Aim of the task:
Please filter the entries below and copy each line that contains the string "현지시간", matching its case exactly.
>> BEGIN Data shown
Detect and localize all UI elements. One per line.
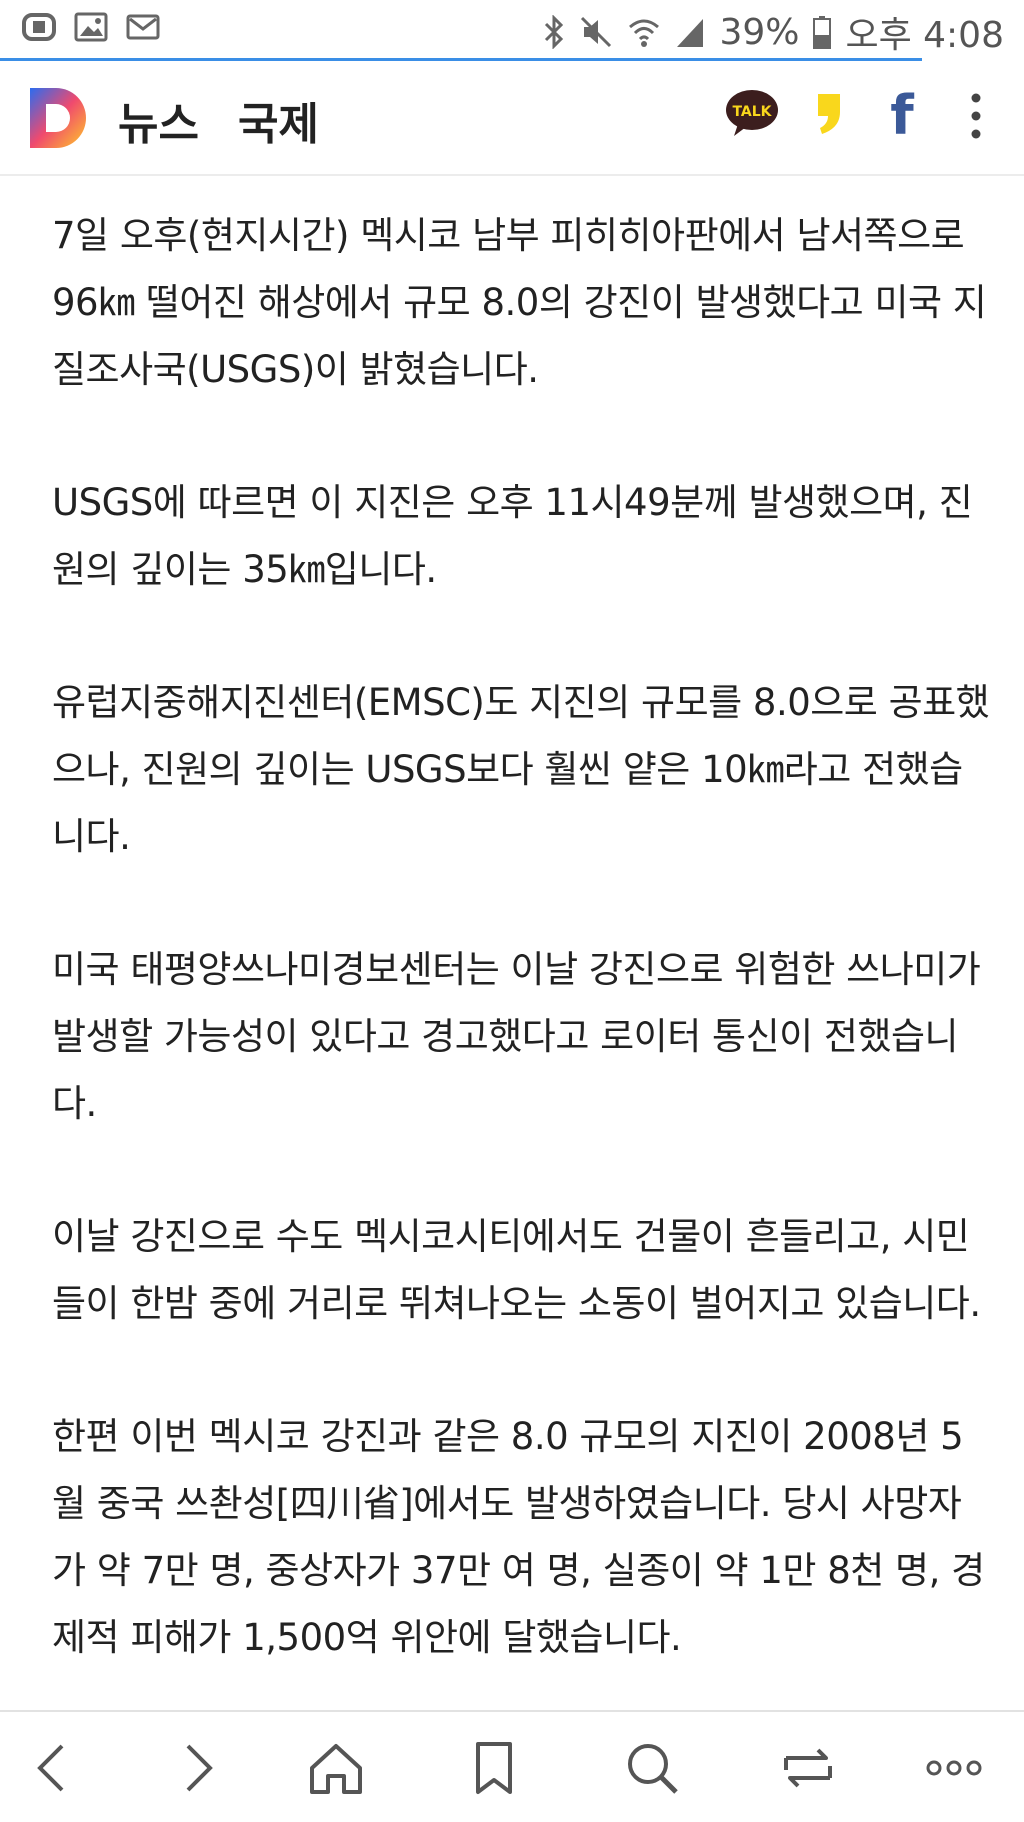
gallery-notification-icon	[74, 12, 108, 42]
article-paragraph: 유럽지중해지진센터(EMSC)도 지진의 규모를 8.0으로 공표했으나, 진원…	[52, 681, 990, 858]
more-icon[interactable]	[924, 1738, 984, 1798]
mute-icon	[579, 15, 613, 49]
bottom-nav	[0, 1710, 1024, 1822]
more-options-icon[interactable]	[968, 92, 984, 140]
battery-percent: 39%	[719, 11, 800, 53]
back-icon[interactable]	[24, 1738, 84, 1798]
clock: 오후 4:08	[845, 15, 1004, 56]
signal-icon	[675, 15, 705, 49]
facebook-label: f	[890, 86, 914, 142]
system-status: 39% 오후 4:08	[543, 6, 1004, 58]
article-paragraph: 이날 강진으로 수도 멕시코시티에서도 건물이 흔들리고, 시민들이 한밤 중에…	[52, 1215, 981, 1325]
forward-icon[interactable]	[166, 1738, 226, 1798]
mail-notification-icon	[126, 12, 160, 42]
article-body: 7일 오후(현지시간) 멕시코 남부 피히히아판에서 남서쪽으로 96㎞ 떨어진…	[52, 202, 992, 1710]
article-paragraph: 미국 태평양쓰나미경보센터는 이날 강진으로 위험한 쓰나미가 발생할 가능성이…	[52, 948, 981, 1125]
article-paragraph: USGS에 따르면 이 지진은 오후 11시49분께 발생했으며, 진원의 깊이…	[52, 481, 973, 591]
app-header: 뉴스 국제 TALK f	[0, 62, 1024, 176]
facebook-icon[interactable]: f	[882, 86, 922, 142]
kakaotalk-label: TALK	[732, 104, 772, 120]
wifi-icon	[627, 15, 661, 49]
status-bar: 39% 오후 4:08	[0, 0, 1024, 58]
daum-logo-icon[interactable]	[28, 86, 90, 150]
bookmark-icon[interactable]	[464, 1738, 524, 1798]
section-title[interactable]: 뉴스	[118, 88, 199, 152]
kakaostory-icon[interactable]	[814, 90, 844, 138]
bluetooth-icon	[543, 15, 565, 49]
article-paragraph: 한편 이번 멕시코 강진과 같은 8.0 규모의 지진이 2008년 5월 중국…	[52, 1415, 985, 1659]
page-load-progress	[0, 58, 922, 61]
battery-icon	[813, 15, 832, 49]
app-notification-icon	[22, 12, 56, 42]
kakaotalk-icon[interactable]: TALK	[724, 88, 780, 138]
search-icon[interactable]	[622, 1738, 682, 1798]
category-title[interactable]: 국제	[238, 88, 319, 152]
tabs-icon[interactable]	[778, 1738, 838, 1798]
home-icon[interactable]	[306, 1738, 366, 1798]
article-paragraph: 7일 오후(현지시간) 멕시코 남부 피히히아판에서 남서쪽으로 96㎞ 떨어진…	[52, 214, 987, 391]
notification-icons	[22, 12, 160, 42]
>> END Data shown
Result of the task:
article-body: 7일 오후(현지시간) 멕시코 남부 피히히아판에서 남서쪽으로 96㎞ 떨어진…	[52, 202, 992, 1710]
article-paragraph: 7일 오후(현지시간) 멕시코 남부 피히히아판에서 남서쪽으로 96㎞ 떨어진…	[52, 214, 987, 391]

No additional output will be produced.